■ Problem to work on ■
Repeat every record below exactly, omitting any pictures.

■ Collected data ■
________

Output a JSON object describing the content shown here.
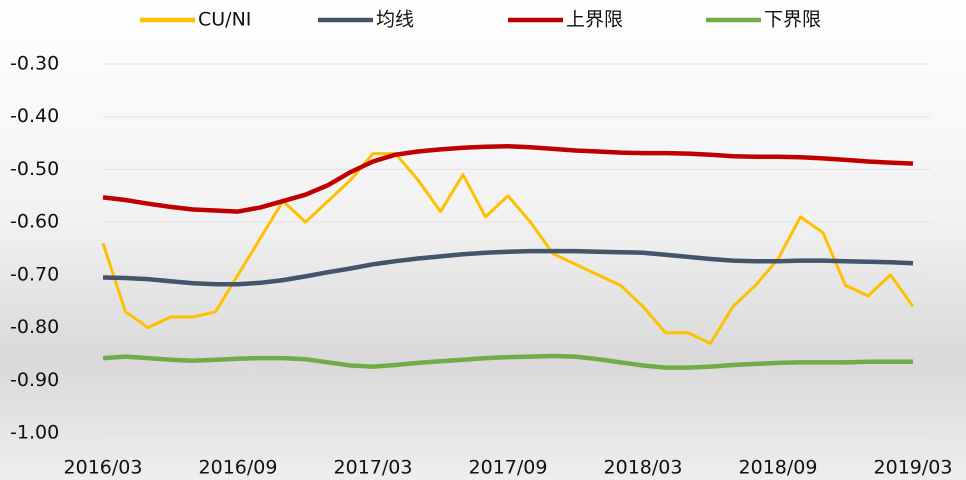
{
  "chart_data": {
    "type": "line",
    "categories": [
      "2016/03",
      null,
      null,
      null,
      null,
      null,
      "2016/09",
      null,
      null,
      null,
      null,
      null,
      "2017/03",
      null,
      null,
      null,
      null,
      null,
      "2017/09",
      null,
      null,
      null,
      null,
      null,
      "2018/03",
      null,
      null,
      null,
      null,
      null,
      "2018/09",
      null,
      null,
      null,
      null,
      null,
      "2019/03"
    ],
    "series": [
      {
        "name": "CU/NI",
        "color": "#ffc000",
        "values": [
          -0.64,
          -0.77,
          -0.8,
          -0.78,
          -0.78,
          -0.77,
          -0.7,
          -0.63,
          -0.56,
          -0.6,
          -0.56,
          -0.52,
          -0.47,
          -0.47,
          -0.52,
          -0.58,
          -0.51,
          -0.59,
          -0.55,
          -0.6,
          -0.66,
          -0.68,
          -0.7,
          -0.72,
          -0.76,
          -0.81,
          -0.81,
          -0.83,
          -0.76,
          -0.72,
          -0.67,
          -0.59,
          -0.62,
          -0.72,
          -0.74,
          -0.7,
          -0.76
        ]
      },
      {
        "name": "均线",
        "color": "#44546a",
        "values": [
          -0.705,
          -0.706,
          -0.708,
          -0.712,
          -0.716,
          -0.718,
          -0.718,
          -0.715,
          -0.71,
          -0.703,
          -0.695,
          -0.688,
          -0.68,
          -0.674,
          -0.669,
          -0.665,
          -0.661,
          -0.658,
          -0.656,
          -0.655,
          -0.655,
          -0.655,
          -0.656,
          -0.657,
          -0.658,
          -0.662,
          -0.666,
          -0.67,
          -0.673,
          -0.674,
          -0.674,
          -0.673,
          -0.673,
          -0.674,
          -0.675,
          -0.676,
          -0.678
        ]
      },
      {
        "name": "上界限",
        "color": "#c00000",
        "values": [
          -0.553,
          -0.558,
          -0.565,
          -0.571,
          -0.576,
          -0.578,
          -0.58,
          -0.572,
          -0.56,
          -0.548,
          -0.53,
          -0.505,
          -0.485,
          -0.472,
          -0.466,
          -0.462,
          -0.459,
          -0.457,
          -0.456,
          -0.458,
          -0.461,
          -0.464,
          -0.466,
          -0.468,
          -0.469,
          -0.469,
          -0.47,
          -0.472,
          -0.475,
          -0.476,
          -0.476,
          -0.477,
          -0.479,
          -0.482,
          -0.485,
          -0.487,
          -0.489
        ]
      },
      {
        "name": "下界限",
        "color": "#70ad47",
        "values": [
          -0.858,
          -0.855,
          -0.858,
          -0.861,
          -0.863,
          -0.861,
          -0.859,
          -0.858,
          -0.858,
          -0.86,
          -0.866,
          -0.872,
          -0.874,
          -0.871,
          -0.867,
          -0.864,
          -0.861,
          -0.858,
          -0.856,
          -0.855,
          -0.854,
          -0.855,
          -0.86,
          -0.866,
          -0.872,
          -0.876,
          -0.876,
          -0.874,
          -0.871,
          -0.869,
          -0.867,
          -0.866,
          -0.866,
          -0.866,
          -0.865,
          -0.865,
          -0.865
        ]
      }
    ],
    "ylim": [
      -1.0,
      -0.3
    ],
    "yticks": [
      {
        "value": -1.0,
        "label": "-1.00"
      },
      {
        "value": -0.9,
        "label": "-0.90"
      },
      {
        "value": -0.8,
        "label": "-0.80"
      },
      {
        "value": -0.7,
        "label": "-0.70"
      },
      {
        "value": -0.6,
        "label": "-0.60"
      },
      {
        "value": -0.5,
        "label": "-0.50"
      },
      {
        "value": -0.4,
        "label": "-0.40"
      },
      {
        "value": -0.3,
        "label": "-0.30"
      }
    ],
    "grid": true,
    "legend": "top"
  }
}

________

■ Task solution ■
Output a JSON object describing the content shown here.
{
  "chart_data": {
    "type": "line",
    "categories": [
      "2016/03",
      null,
      null,
      null,
      null,
      null,
      "2016/09",
      null,
      null,
      null,
      null,
      null,
      "2017/03",
      null,
      null,
      null,
      null,
      null,
      "2017/09",
      null,
      null,
      null,
      null,
      null,
      "2018/03",
      null,
      null,
      null,
      null,
      null,
      "2018/09",
      null,
      null,
      null,
      null,
      null,
      "2019/03"
    ],
    "series": [
      {
        "name": "CU/NI",
        "color": "#ffc000",
        "values": [
          -0.64,
          -0.77,
          -0.8,
          -0.78,
          -0.78,
          -0.77,
          -0.7,
          -0.63,
          -0.56,
          -0.6,
          -0.56,
          -0.52,
          -0.47,
          -0.47,
          -0.52,
          -0.58,
          -0.51,
          -0.59,
          -0.55,
          -0.6,
          -0.66,
          -0.68,
          -0.7,
          -0.72,
          -0.76,
          -0.81,
          -0.81,
          -0.83,
          -0.76,
          -0.72,
          -0.67,
          -0.59,
          -0.62,
          -0.72,
          -0.74,
          -0.7,
          -0.76
        ]
      },
      {
        "name": "均线",
        "color": "#44546a",
        "values": [
          -0.705,
          -0.706,
          -0.708,
          -0.712,
          -0.716,
          -0.718,
          -0.718,
          -0.715,
          -0.71,
          -0.703,
          -0.695,
          -0.688,
          -0.68,
          -0.674,
          -0.669,
          -0.665,
          -0.661,
          -0.658,
          -0.656,
          -0.655,
          -0.655,
          -0.655,
          -0.656,
          -0.657,
          -0.658,
          -0.662,
          -0.666,
          -0.67,
          -0.673,
          -0.674,
          -0.674,
          -0.673,
          -0.673,
          -0.674,
          -0.675,
          -0.676,
          -0.678
        ]
      },
      {
        "name": "上界限",
        "color": "#c00000",
        "values": [
          -0.553,
          -0.558,
          -0.565,
          -0.571,
          -0.576,
          -0.578,
          -0.58,
          -0.572,
          -0.56,
          -0.548,
          -0.53,
          -0.505,
          -0.485,
          -0.472,
          -0.466,
          -0.462,
          -0.459,
          -0.457,
          -0.456,
          -0.458,
          -0.461,
          -0.464,
          -0.466,
          -0.468,
          -0.469,
          -0.469,
          -0.47,
          -0.472,
          -0.475,
          -0.476,
          -0.476,
          -0.477,
          -0.479,
          -0.482,
          -0.485,
          -0.487,
          -0.489
        ]
      },
      {
        "name": "下界限",
        "color": "#70ad47",
        "values": [
          -0.858,
          -0.855,
          -0.858,
          -0.861,
          -0.863,
          -0.861,
          -0.859,
          -0.858,
          -0.858,
          -0.86,
          -0.866,
          -0.872,
          -0.874,
          -0.871,
          -0.867,
          -0.864,
          -0.861,
          -0.858,
          -0.856,
          -0.855,
          -0.854,
          -0.855,
          -0.86,
          -0.866,
          -0.872,
          -0.876,
          -0.876,
          -0.874,
          -0.871,
          -0.869,
          -0.867,
          -0.866,
          -0.866,
          -0.866,
          -0.865,
          -0.865,
          -0.865
        ]
      }
    ],
    "ylim": [
      -1.0,
      -0.3
    ],
    "yticks": [
      {
        "value": -1.0,
        "label": "-1.00"
      },
      {
        "value": -0.9,
        "label": "-0.90"
      },
      {
        "value": -0.8,
        "label": "-0.80"
      },
      {
        "value": -0.7,
        "label": "-0.70"
      },
      {
        "value": -0.6,
        "label": "-0.60"
      },
      {
        "value": -0.5,
        "label": "-0.50"
      },
      {
        "value": -0.4,
        "label": "-0.40"
      },
      {
        "value": -0.3,
        "label": "-0.30"
      }
    ],
    "grid": true,
    "legend": "top"
  }
}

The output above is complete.